Given entries start
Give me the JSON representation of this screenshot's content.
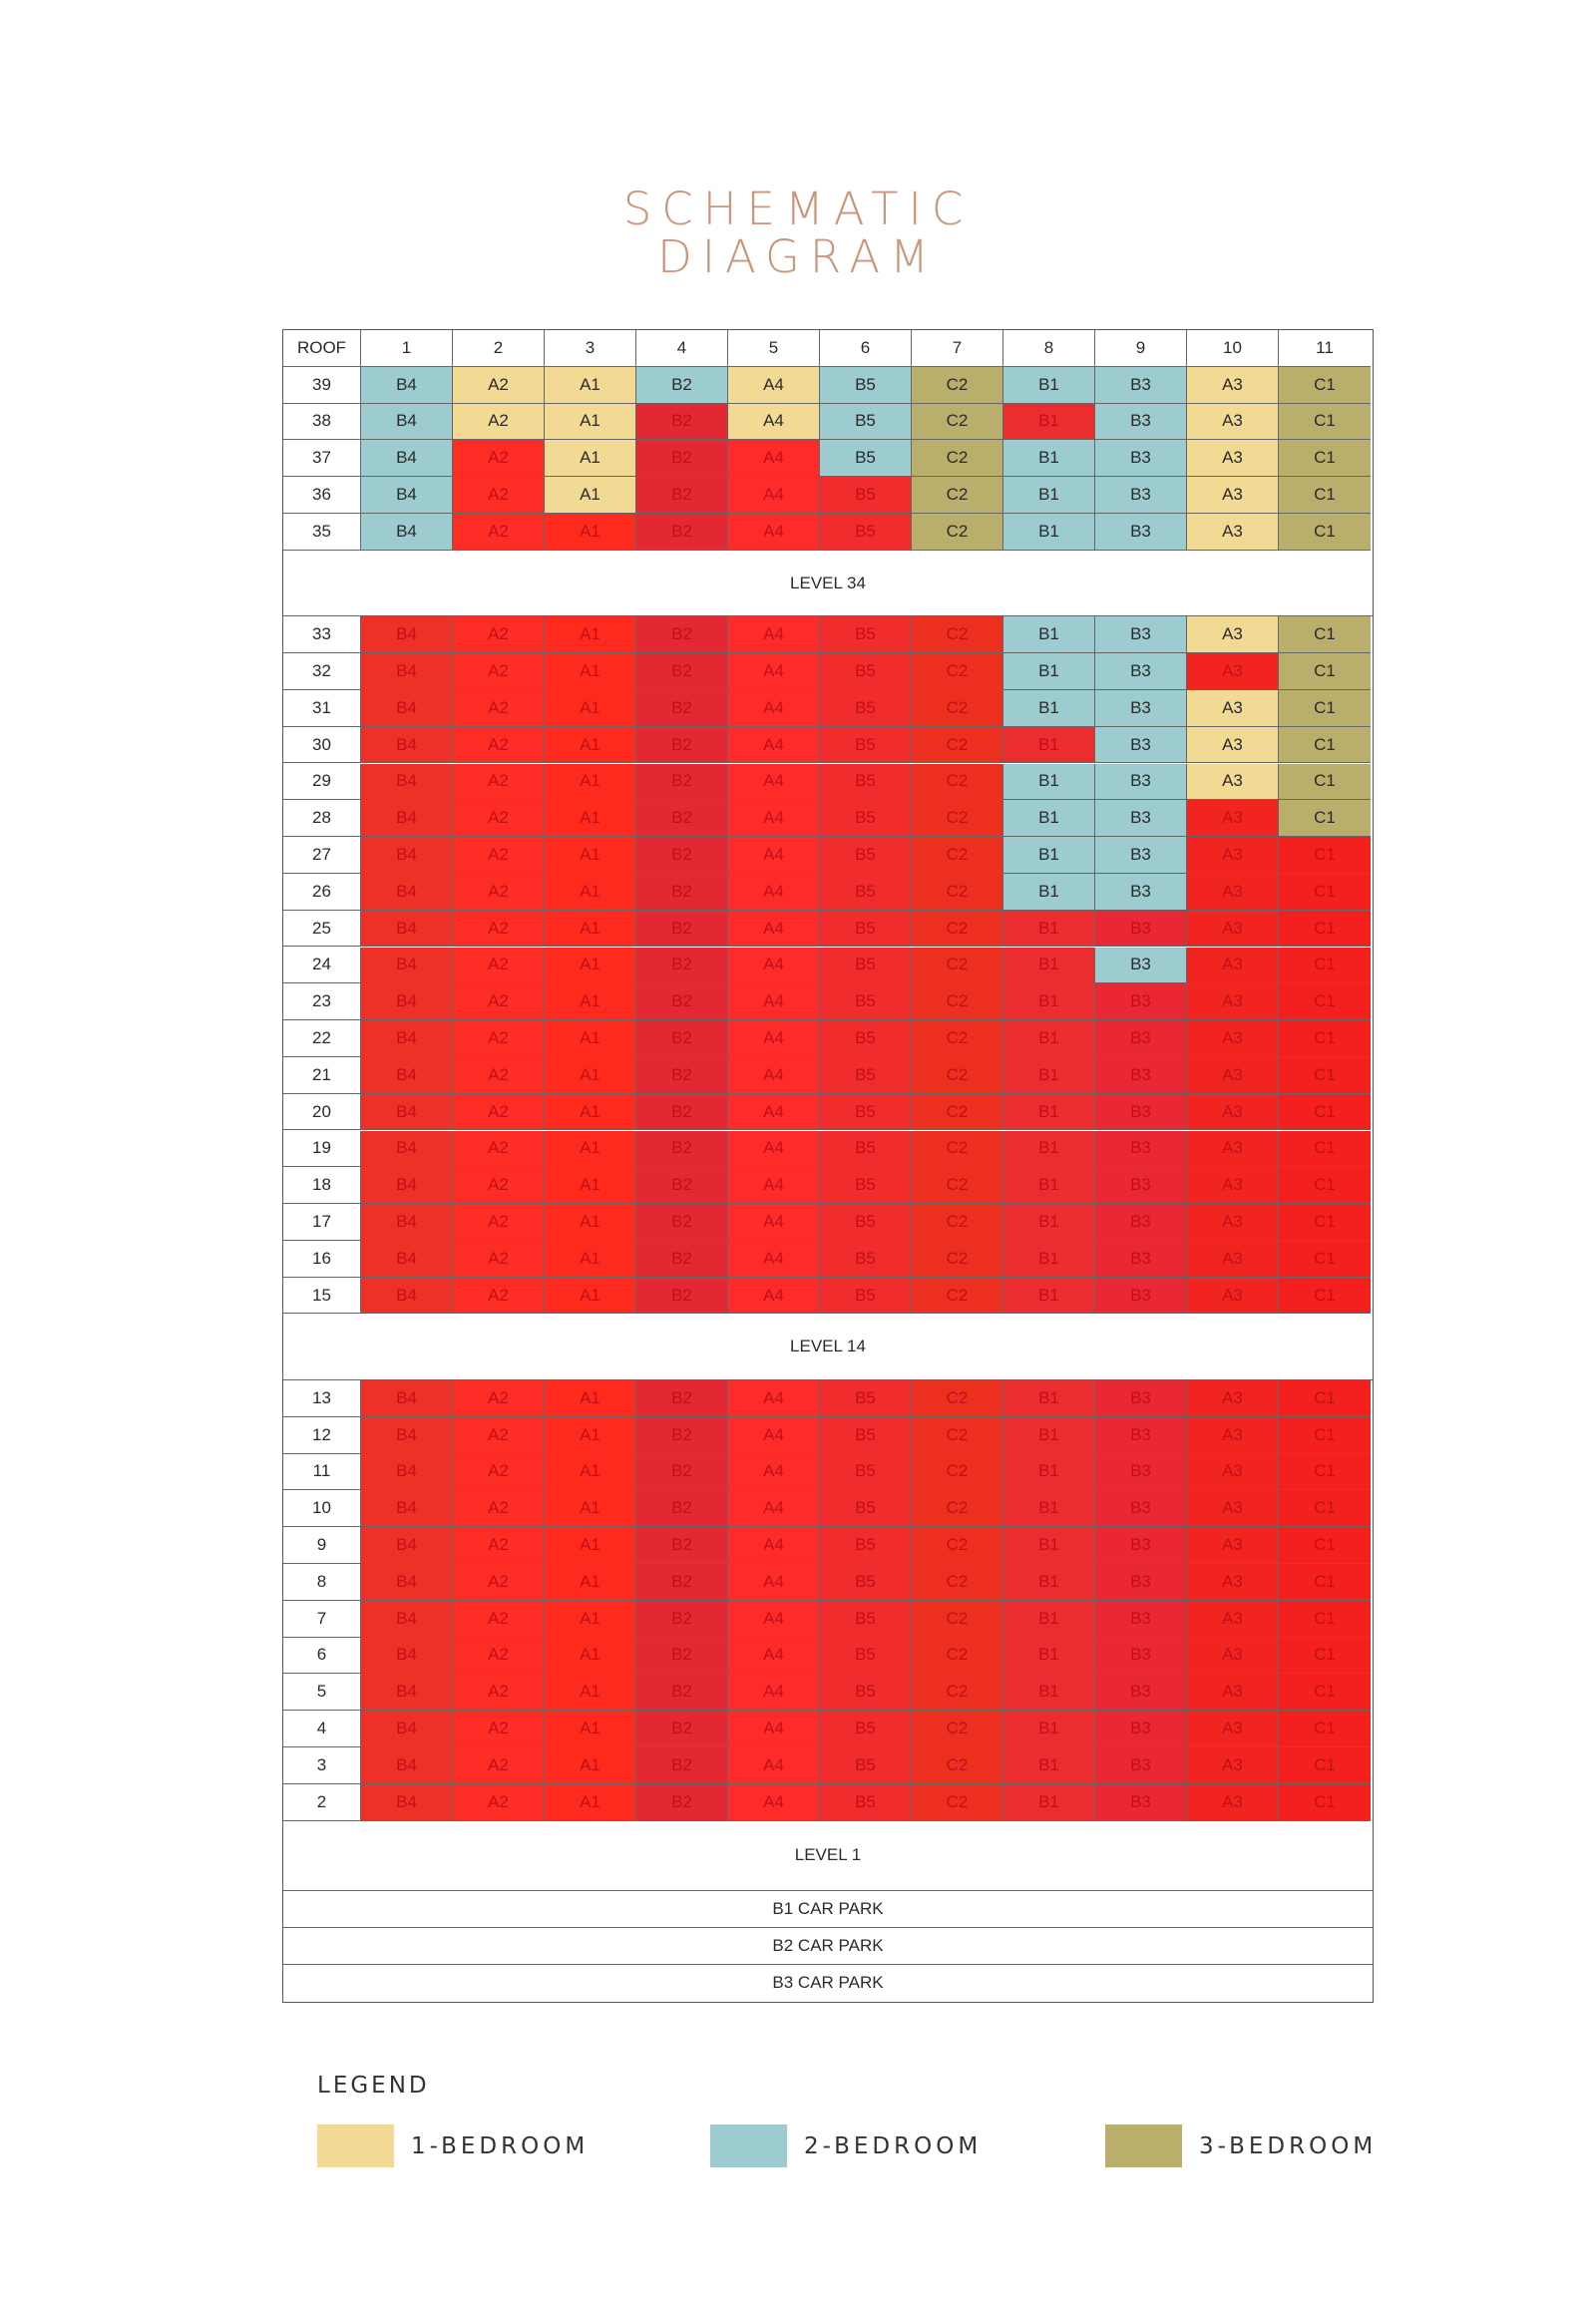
{
  "title_line1": "SCHEMATIC",
  "title_line2": "DIAGRAM",
  "header": {
    "roof_label": "ROOF",
    "stacks": [
      "1",
      "2",
      "3",
      "4",
      "5",
      "6",
      "7",
      "8",
      "9",
      "10",
      "11"
    ]
  },
  "unit_types": [
    "B4",
    "A2",
    "A1",
    "B2",
    "A4",
    "B5",
    "C2",
    "B1",
    "B3",
    "A3",
    "C1"
  ],
  "colors": {
    "1-bedroom": "#f2da94",
    "2-bedroom": "#9ccbd0",
    "3-bedroom": "#b9ae6c",
    "sold_stack": [
      "#ee3126",
      "#fd2c24",
      "#fe2a1d",
      "#e32833",
      "#fd2c2a",
      "#f12c2d",
      "#ed2f1f",
      "#eb2d2f",
      "#ea2734",
      "#f2241f",
      "#f4201d"
    ]
  },
  "sections": [
    {
      "floors": [
        39,
        38,
        37,
        36,
        35
      ],
      "band": "LEVEL 34"
    },
    {
      "floors": [
        33,
        32,
        31,
        30,
        29,
        28,
        27,
        26,
        25,
        24,
        23,
        22,
        21,
        20,
        19,
        18,
        17,
        16,
        15
      ],
      "band": "LEVEL 14"
    },
    {
      "floors": [
        13,
        12,
        11,
        10,
        9,
        8,
        7,
        6,
        5,
        4,
        3,
        2
      ],
      "band": "LEVEL 1"
    }
  ],
  "available": {
    "39": [
      1,
      2,
      3,
      4,
      5,
      6,
      7,
      8,
      9,
      10,
      11
    ],
    "38": [
      1,
      2,
      3,
      5,
      6,
      7,
      9,
      10,
      11
    ],
    "37": [
      1,
      3,
      6,
      7,
      8,
      9,
      10,
      11
    ],
    "36": [
      1,
      3,
      7,
      8,
      9,
      10,
      11
    ],
    "35": [
      1,
      7,
      8,
      9,
      10,
      11
    ],
    "33": [
      8,
      9,
      10,
      11
    ],
    "32": [
      8,
      9,
      11
    ],
    "31": [
      8,
      9,
      10,
      11
    ],
    "30": [
      9,
      10,
      11
    ],
    "29": [
      8,
      9,
      10,
      11
    ],
    "28": [
      8,
      9,
      11
    ],
    "27": [
      8,
      9
    ],
    "26": [
      8,
      9
    ],
    "24": [
      9
    ]
  },
  "car_parks": [
    "B1 CAR PARK",
    "B2 CAR PARK",
    "B3 CAR PARK"
  ],
  "legend": {
    "title": "LEGEND",
    "items": [
      {
        "label": "1-BEDROOM",
        "color": "#f2da94"
      },
      {
        "label": "2-BEDROOM",
        "color": "#9ccbd0"
      },
      {
        "label": "3-BEDROOM",
        "color": "#b9ae6c"
      }
    ]
  }
}
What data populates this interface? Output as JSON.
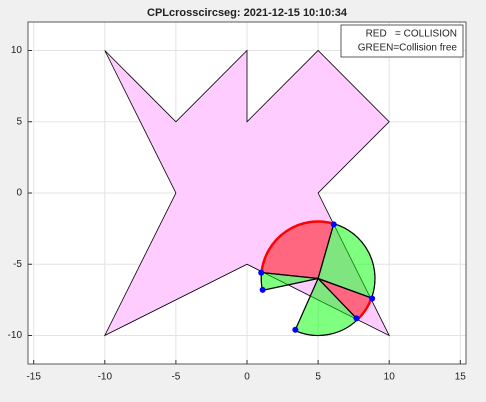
{
  "chart_data": {
    "type": "geometry",
    "title": "CPLcrosscircseg: 2021-12-15 10:10:34",
    "legend_lines": [
      "RED   = COLLISION",
      "GREEN=Collision free"
    ],
    "legend_position": "upper right",
    "xlim": [
      -15.4,
      15.4
    ],
    "ylim": [
      -12,
      12
    ],
    "xticks": [
      -15,
      -10,
      -5,
      0,
      5,
      10,
      15
    ],
    "yticks": [
      -10,
      -5,
      0,
      5,
      10
    ],
    "grid": true,
    "polygon": {
      "color": "#ffccff",
      "x": [
        -10,
        -5,
        0,
        0,
        5,
        10,
        5,
        10,
        0,
        -10,
        -5
      ],
      "y": [
        10,
        5,
        10,
        5,
        10,
        5,
        0,
        -10,
        -5,
        -10,
        0
      ]
    },
    "circle": {
      "center": [
        5,
        -6
      ],
      "radius": 4
    },
    "sectors": [
      {
        "start": 74,
        "end": 174,
        "color": "#ff0000"
      },
      {
        "start": 174,
        "end": 192,
        "color": "#00ff00"
      },
      {
        "start": -114,
        "end": -46,
        "color": "#00ff00"
      },
      {
        "start": -46,
        "end": -20,
        "color": "#ff0000"
      },
      {
        "start": -20,
        "end": 74,
        "color": "#00ff00"
      }
    ],
    "points": {
      "color": "#0000ff",
      "x": [
        1,
        1.1,
        6.1,
        8.8,
        7.7,
        3.4
      ],
      "y": [
        -5.6,
        -6.8,
        -2.2,
        -7.4,
        -8.8,
        -9.6
      ]
    }
  }
}
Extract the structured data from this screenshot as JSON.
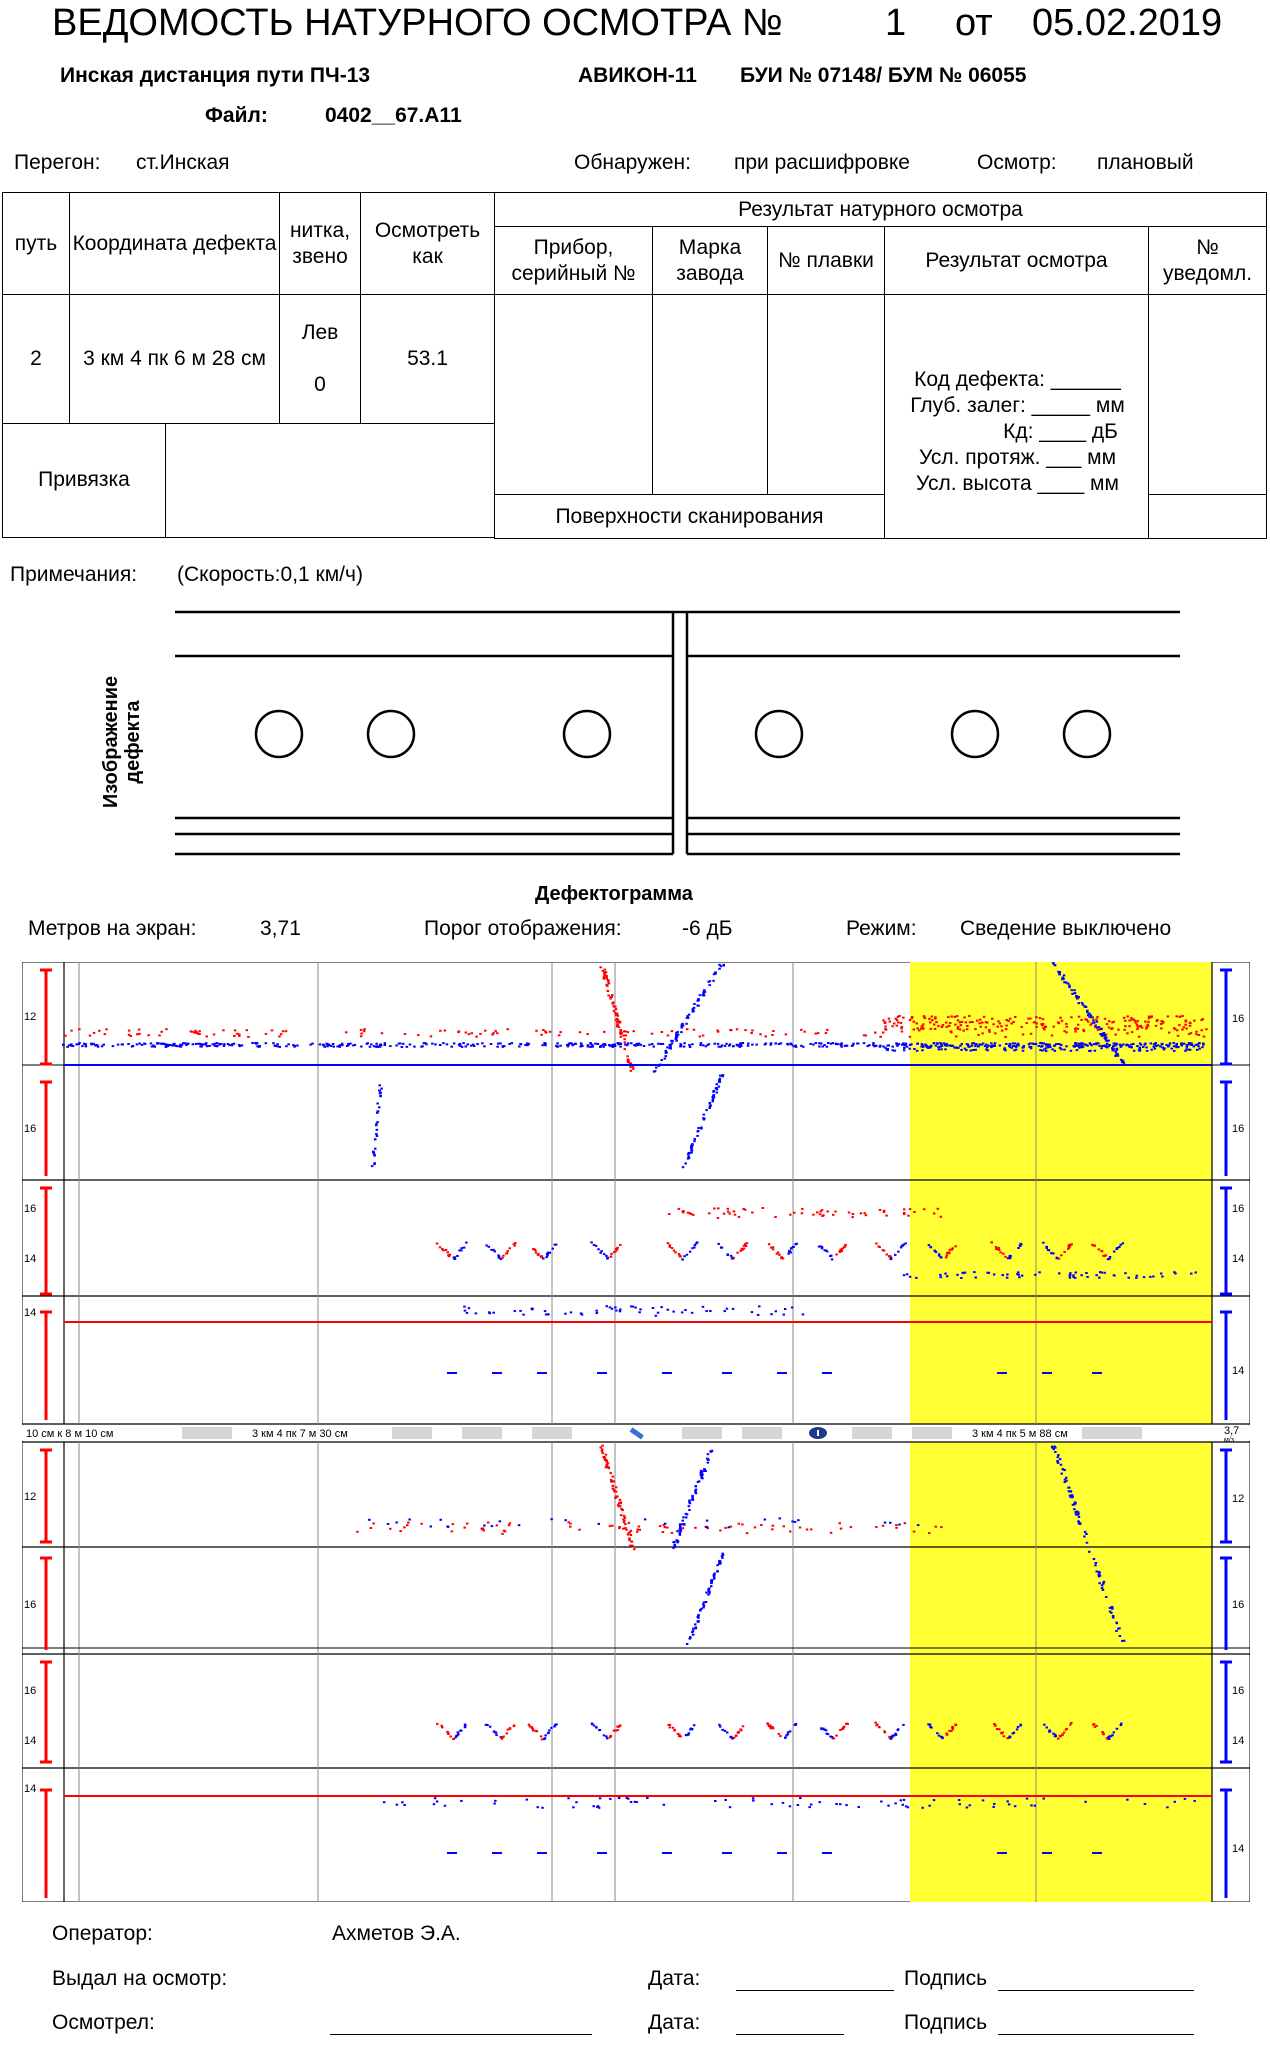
{
  "header": {
    "title": "ВЕДОМОСТЬ НАТУРНОГО ОСМОТРА №",
    "number": "1",
    "ot": "от",
    "date": "05.02.2019",
    "distance": "Инская дистанция пути ПЧ-13",
    "device": "АВИКОН-11",
    "bui": "БУИ № 07148/ БУМ № 06055",
    "file_label": "Файл:",
    "file_name": "0402__67.A11"
  },
  "info": {
    "peregon_label": "Перегон:",
    "peregon_value": "ст.Инская",
    "found_label": "Обнаружен:",
    "found_value": "при расшифровке",
    "inspect_label": "Осмотр:",
    "inspect_value": "плановый"
  },
  "table": {
    "col_put": "путь",
    "col_coord": "Координата дефекта",
    "col_nitka": "нитка, звено",
    "col_osm": "Осмотреть как",
    "result_header": "Результат натурного осмотра",
    "col_device": "Прибор, серийный №",
    "col_brand": "Марка завода",
    "col_plavka": "№ плавки",
    "col_result": "Результат осмотра",
    "col_notice": "№ уведомл.",
    "put_value": "2",
    "coord_value": "3 км 4 пк 6 м 28 см",
    "nitka_value": "Лев",
    "zveno_value": "0",
    "osm_value": "53.1",
    "result_lines": [
      "Код дефекта: ______",
      "Глуб. залег: _____ мм",
      "Кд: ____ дБ",
      "Усл. протяж. ___ мм",
      "Усл. высота ____ мм"
    ],
    "privyazka": "Привязка",
    "surfaces": "Поверхности сканирования"
  },
  "notes": {
    "label": "Примечания:",
    "value": "(Скорость:0,1 км/ч)"
  },
  "defect_image_label": "Изображение дефекта",
  "defectogram": {
    "title": "Дефектограмма",
    "meters_label": "Метров на экран:",
    "meters_value": "3,71",
    "threshold_label": "Порог отображения:",
    "threshold_value": "-6 дБ",
    "mode_label": "Режим:",
    "mode_value": "Сведение выключено",
    "ruler_left": "10 см к 8 м 10 см",
    "ruler_mid": "3 км 4 пк 7 м 30 см",
    "ruler_right": "3 км 4 пк 5 м 88 см",
    "ruler_end": "3,7",
    "ruler_unit": "м/з",
    "upper_left_labels": [
      "12",
      "16",
      "16",
      "14",
      "14"
    ],
    "upper_right_labels": [
      "16",
      "16",
      "16",
      "14",
      "14"
    ],
    "lower_left_labels": [
      "12",
      "16",
      "16",
      "14",
      "14"
    ],
    "lower_right_labels": [
      "12",
      "16",
      "16",
      "14",
      "14"
    ],
    "red_color": "#ff0000",
    "blue_color": "#0000ff",
    "highlight_color": "#ffff33"
  },
  "footer": {
    "operator_label": "Оператор:",
    "operator_value": "Ахметов Э.А.",
    "issued_label": "Выдал на осмотр:",
    "inspected_label": "Осмотрел:",
    "date_label": "Дата:",
    "sign_label": "Подпись"
  }
}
Given entries end
- **The task**
Look for lines containing the string "JSON" and copy them all.

- **Output**
Give me the JSON representation of this screenshot's content.
What data populates this interface? Output as JSON.
Extract the structured data from this screenshot as JSON.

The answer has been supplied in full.